State the number of lines that contain "level", with no other text.
--- start Data lines ---
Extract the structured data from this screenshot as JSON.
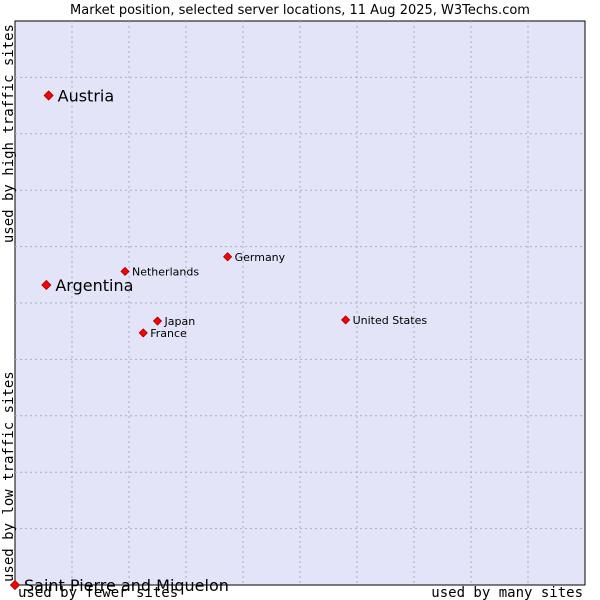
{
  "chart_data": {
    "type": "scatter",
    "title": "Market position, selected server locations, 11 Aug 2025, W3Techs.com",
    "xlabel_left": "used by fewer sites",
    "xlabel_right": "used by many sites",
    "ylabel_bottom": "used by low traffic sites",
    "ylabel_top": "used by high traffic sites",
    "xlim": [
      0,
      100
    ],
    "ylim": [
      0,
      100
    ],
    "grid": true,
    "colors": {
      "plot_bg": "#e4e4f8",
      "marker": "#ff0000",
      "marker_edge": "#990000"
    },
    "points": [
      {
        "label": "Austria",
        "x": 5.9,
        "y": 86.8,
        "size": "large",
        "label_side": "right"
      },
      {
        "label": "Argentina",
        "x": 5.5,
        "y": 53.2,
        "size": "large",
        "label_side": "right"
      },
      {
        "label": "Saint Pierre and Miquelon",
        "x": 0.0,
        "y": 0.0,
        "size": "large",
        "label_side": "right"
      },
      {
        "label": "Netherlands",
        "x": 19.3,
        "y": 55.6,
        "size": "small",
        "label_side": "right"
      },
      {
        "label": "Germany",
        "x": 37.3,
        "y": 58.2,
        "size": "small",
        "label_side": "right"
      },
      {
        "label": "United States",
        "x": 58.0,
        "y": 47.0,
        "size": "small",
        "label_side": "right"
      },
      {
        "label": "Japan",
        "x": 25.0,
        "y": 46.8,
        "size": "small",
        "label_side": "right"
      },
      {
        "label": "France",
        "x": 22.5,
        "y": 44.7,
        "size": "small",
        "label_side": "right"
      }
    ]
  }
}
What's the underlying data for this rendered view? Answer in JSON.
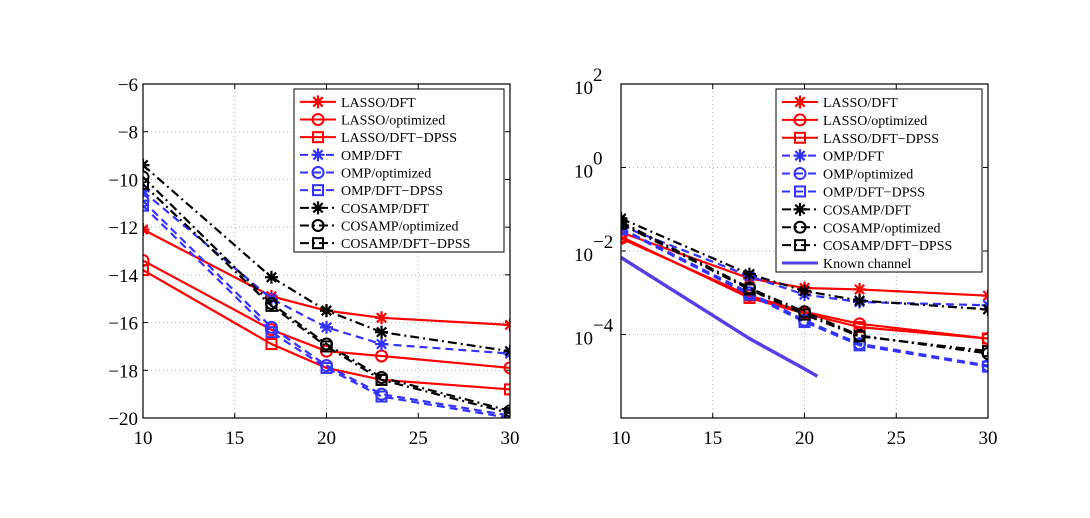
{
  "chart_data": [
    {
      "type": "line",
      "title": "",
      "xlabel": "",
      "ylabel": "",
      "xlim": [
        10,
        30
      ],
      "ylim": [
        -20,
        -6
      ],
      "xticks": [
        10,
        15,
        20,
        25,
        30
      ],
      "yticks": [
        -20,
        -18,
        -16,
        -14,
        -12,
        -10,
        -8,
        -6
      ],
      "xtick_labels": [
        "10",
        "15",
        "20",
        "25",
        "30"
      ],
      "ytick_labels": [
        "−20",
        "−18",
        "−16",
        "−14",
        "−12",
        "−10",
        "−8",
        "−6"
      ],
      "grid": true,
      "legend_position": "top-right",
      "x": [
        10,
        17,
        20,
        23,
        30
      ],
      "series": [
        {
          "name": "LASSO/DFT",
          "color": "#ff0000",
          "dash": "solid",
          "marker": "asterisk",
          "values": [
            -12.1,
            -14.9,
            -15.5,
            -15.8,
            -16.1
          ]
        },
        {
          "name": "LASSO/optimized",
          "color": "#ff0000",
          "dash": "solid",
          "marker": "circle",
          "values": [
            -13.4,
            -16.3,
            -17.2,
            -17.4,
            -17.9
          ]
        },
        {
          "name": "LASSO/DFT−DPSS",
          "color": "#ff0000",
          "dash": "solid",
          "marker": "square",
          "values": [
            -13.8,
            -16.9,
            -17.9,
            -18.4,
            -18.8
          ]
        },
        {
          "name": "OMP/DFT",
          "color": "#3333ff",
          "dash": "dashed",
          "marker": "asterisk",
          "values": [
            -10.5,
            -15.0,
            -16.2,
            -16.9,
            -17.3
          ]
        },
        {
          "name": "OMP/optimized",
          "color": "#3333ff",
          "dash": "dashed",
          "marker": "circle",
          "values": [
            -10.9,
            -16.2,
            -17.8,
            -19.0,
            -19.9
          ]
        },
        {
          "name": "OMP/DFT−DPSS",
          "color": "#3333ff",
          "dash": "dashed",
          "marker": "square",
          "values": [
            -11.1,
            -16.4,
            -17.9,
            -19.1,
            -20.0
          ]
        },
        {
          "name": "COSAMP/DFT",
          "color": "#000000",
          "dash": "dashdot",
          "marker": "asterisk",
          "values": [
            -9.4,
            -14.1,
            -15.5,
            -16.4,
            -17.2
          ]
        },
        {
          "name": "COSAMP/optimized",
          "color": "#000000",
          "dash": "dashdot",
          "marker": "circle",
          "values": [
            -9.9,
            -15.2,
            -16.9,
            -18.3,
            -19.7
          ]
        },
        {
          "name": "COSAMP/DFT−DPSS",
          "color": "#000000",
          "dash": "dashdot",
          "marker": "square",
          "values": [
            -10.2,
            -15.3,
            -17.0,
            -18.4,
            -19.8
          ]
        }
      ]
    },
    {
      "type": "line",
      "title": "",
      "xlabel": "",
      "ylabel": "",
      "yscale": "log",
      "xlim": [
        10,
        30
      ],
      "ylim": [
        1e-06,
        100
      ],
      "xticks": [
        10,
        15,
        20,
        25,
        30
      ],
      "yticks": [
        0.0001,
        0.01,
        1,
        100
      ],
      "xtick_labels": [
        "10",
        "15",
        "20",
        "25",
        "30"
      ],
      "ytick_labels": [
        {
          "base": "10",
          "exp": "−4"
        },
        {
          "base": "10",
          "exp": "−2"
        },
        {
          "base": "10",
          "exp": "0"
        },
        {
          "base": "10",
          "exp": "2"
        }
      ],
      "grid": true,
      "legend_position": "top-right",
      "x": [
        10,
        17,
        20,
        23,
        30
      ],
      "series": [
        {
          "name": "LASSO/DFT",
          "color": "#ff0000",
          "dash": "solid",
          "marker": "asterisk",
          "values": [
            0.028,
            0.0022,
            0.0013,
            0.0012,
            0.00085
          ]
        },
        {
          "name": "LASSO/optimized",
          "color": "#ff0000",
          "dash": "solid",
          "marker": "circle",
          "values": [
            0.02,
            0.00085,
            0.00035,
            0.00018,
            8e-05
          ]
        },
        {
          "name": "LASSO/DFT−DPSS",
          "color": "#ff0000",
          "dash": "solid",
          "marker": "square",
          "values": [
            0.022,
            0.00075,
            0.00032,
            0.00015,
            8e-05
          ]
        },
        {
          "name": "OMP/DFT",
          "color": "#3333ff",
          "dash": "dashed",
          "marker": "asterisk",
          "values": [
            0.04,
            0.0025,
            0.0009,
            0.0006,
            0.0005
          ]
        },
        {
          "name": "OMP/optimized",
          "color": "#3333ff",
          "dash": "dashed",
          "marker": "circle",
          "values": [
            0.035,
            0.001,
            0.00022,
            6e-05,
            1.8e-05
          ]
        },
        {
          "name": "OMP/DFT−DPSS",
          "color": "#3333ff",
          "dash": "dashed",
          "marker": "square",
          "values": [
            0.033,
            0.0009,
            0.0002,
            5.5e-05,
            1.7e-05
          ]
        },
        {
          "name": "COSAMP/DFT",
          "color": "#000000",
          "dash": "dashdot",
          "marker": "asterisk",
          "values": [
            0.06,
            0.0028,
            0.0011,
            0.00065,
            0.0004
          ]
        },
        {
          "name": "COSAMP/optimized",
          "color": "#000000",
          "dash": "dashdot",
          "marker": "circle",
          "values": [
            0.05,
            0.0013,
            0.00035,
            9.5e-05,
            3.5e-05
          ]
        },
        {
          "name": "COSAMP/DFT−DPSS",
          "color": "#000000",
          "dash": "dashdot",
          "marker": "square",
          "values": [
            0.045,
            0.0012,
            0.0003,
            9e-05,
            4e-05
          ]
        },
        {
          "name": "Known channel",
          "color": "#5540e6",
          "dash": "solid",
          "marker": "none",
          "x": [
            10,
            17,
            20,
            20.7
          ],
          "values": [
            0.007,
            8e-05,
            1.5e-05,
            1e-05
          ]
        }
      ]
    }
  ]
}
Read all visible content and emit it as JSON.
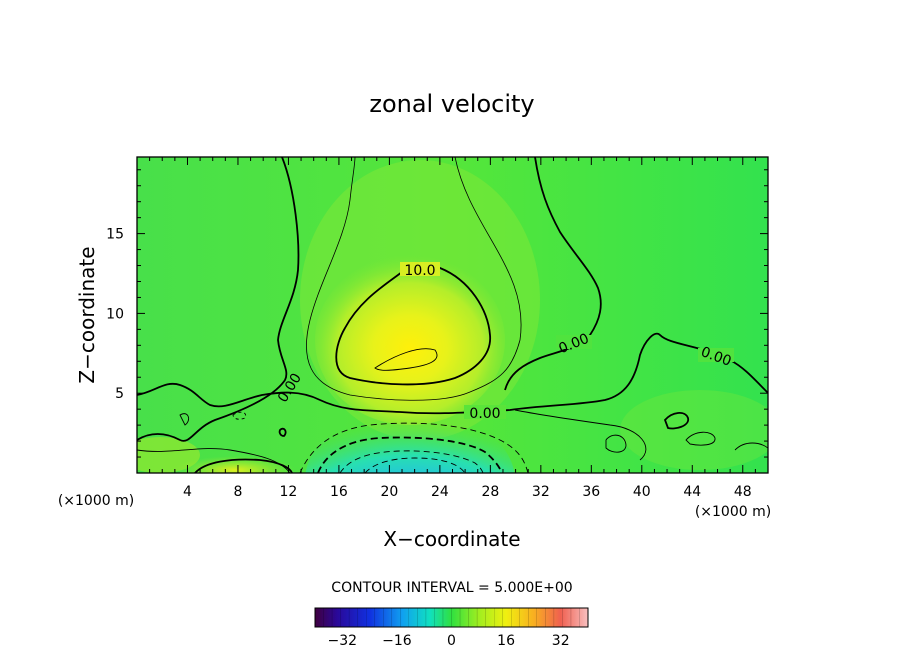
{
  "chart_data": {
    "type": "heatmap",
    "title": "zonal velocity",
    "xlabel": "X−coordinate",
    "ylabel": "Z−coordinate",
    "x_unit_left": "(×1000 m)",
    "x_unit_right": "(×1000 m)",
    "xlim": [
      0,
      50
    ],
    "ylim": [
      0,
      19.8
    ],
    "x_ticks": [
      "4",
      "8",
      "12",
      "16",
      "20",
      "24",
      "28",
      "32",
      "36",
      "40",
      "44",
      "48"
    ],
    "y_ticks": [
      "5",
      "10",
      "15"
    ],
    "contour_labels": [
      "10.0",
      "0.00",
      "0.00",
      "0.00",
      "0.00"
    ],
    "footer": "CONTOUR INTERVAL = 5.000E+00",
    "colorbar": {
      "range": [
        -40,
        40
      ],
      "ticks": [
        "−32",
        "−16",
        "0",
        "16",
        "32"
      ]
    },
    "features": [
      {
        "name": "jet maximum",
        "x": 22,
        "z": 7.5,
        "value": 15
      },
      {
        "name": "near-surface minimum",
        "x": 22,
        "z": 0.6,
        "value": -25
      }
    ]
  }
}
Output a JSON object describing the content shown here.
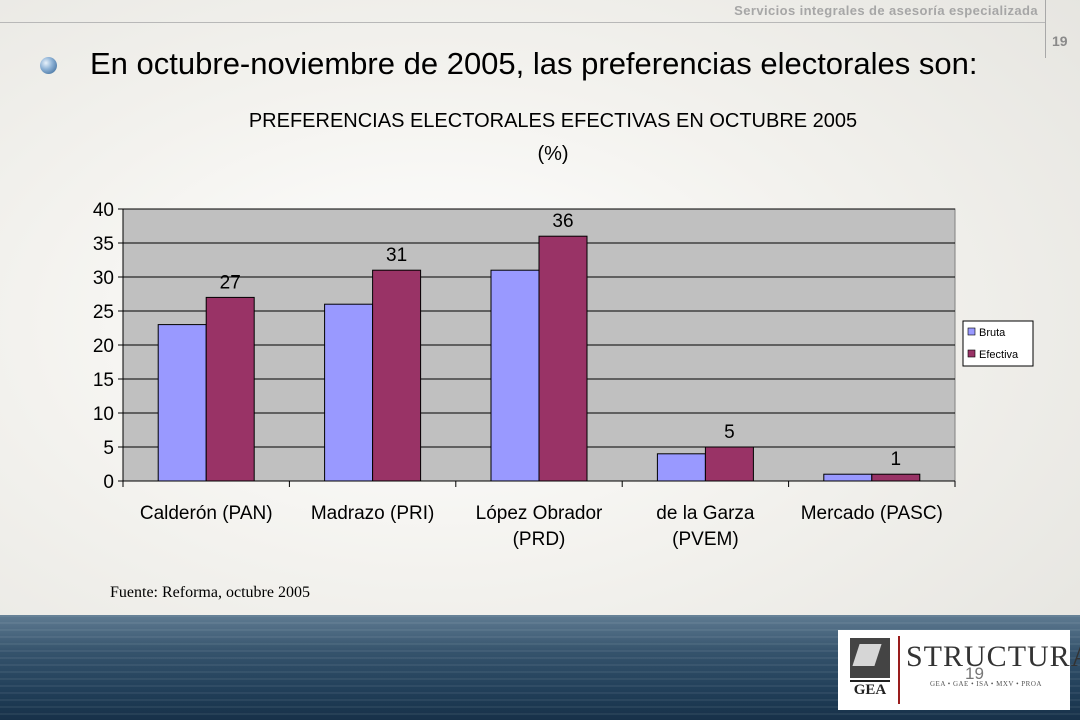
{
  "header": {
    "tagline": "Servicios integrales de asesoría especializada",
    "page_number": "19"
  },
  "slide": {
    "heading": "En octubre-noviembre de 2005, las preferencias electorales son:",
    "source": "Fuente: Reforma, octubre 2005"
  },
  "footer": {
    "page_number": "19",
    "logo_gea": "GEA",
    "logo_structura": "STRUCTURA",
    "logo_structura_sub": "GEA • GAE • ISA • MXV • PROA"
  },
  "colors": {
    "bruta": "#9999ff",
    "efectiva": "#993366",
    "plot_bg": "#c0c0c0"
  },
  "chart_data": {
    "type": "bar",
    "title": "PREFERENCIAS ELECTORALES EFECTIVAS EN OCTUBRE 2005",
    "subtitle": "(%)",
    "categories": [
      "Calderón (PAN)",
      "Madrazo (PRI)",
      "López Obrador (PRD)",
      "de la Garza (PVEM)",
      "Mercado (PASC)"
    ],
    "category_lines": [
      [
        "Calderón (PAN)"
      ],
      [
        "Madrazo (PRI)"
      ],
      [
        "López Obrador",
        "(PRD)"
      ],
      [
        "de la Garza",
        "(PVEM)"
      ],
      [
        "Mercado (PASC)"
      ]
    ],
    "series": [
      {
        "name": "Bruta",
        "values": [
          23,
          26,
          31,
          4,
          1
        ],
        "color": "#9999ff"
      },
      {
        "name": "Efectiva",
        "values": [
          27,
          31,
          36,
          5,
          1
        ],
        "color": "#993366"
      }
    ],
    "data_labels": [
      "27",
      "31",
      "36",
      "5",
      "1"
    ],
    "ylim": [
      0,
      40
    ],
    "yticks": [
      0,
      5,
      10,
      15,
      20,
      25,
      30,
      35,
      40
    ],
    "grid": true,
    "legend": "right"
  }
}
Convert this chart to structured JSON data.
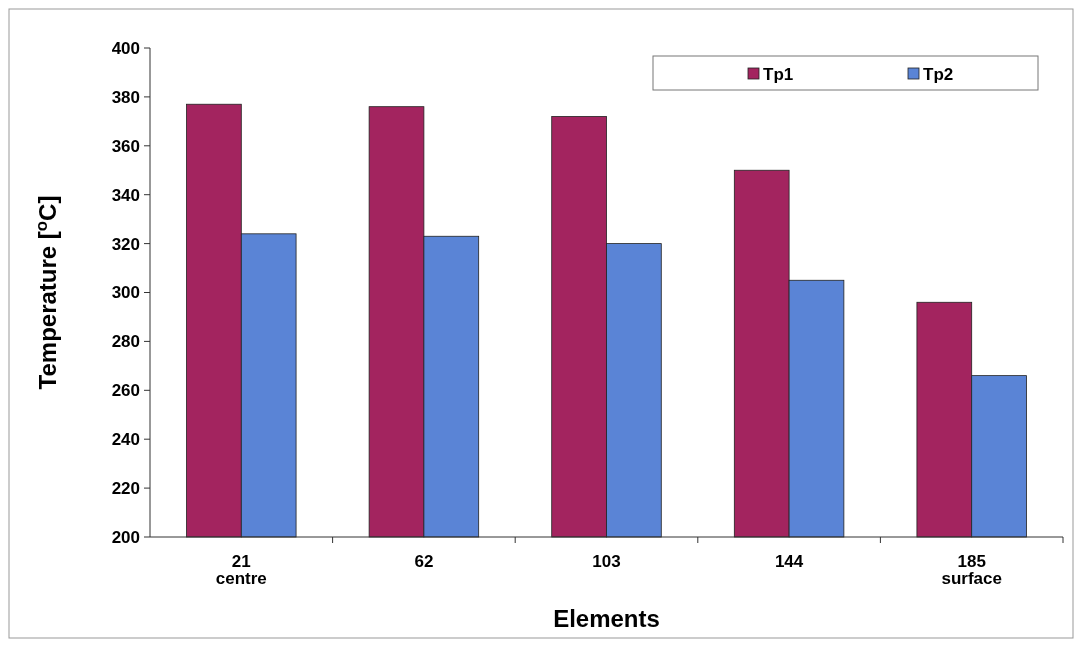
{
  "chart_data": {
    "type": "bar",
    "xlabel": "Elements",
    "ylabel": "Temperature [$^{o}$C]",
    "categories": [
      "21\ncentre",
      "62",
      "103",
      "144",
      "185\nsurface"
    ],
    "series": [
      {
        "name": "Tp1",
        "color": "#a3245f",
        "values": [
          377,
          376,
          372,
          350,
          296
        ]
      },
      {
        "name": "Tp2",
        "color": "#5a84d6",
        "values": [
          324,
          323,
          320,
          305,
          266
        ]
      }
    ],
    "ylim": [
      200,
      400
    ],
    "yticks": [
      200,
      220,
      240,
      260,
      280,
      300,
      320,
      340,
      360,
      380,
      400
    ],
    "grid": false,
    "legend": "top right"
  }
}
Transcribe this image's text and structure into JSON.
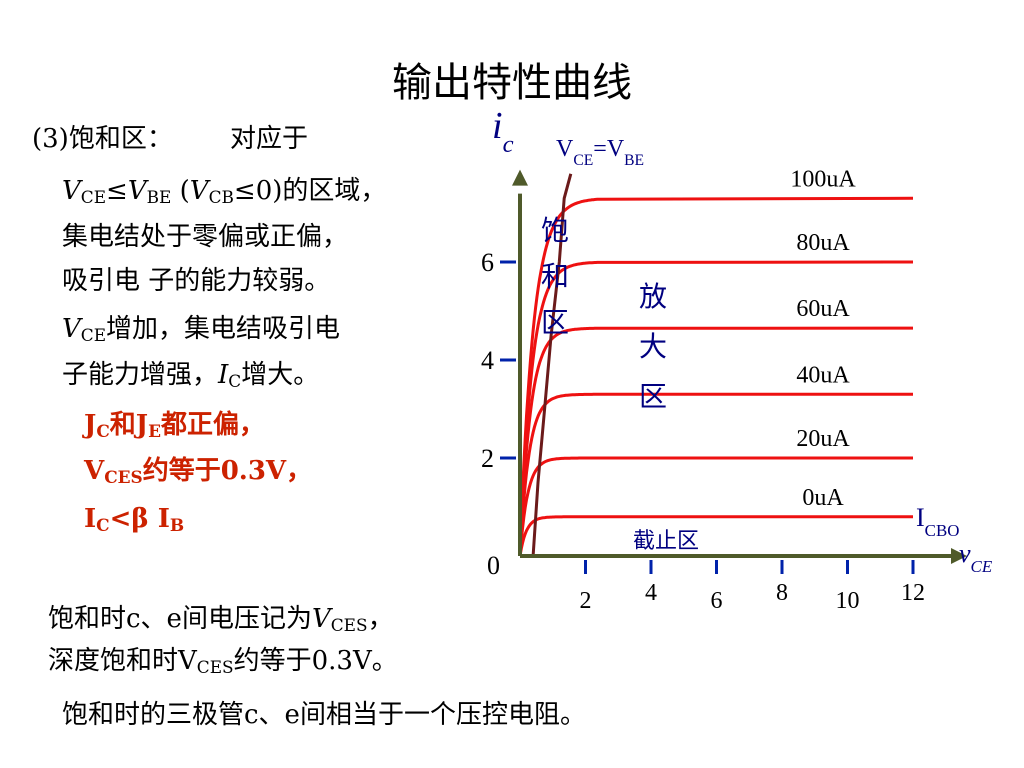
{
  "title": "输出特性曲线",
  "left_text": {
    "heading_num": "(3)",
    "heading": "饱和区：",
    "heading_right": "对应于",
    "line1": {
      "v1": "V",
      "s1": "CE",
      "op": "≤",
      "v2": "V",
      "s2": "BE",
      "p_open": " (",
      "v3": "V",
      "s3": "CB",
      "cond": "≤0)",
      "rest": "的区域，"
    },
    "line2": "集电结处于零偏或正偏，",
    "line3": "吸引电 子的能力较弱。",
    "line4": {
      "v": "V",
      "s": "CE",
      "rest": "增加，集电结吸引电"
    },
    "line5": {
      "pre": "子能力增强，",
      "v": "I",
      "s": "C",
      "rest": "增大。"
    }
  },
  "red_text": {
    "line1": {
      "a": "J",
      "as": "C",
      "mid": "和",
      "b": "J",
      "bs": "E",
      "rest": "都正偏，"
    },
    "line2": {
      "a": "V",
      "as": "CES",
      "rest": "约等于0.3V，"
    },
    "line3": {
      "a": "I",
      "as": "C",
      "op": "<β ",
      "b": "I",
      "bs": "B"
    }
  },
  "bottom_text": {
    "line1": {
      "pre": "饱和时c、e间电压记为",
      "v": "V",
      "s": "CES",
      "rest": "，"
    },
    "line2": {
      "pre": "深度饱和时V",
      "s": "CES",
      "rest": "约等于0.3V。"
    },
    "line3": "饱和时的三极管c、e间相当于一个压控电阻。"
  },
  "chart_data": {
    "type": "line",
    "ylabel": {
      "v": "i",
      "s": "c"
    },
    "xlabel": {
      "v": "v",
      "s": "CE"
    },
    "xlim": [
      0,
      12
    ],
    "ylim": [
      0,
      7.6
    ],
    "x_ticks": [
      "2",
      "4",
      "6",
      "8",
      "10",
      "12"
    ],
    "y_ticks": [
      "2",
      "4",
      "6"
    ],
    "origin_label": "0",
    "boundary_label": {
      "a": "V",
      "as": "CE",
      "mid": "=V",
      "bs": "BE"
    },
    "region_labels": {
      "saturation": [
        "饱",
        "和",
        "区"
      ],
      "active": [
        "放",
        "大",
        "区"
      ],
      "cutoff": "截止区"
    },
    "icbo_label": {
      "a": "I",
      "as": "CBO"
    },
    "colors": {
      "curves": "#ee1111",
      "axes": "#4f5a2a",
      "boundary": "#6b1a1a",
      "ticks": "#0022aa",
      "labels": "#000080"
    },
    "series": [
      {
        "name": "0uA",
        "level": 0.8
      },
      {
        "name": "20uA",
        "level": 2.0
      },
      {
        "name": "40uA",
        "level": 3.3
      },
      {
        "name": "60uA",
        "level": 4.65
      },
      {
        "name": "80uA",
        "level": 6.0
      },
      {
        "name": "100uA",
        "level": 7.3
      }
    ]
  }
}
--- end Data lines ---
» **The result**
6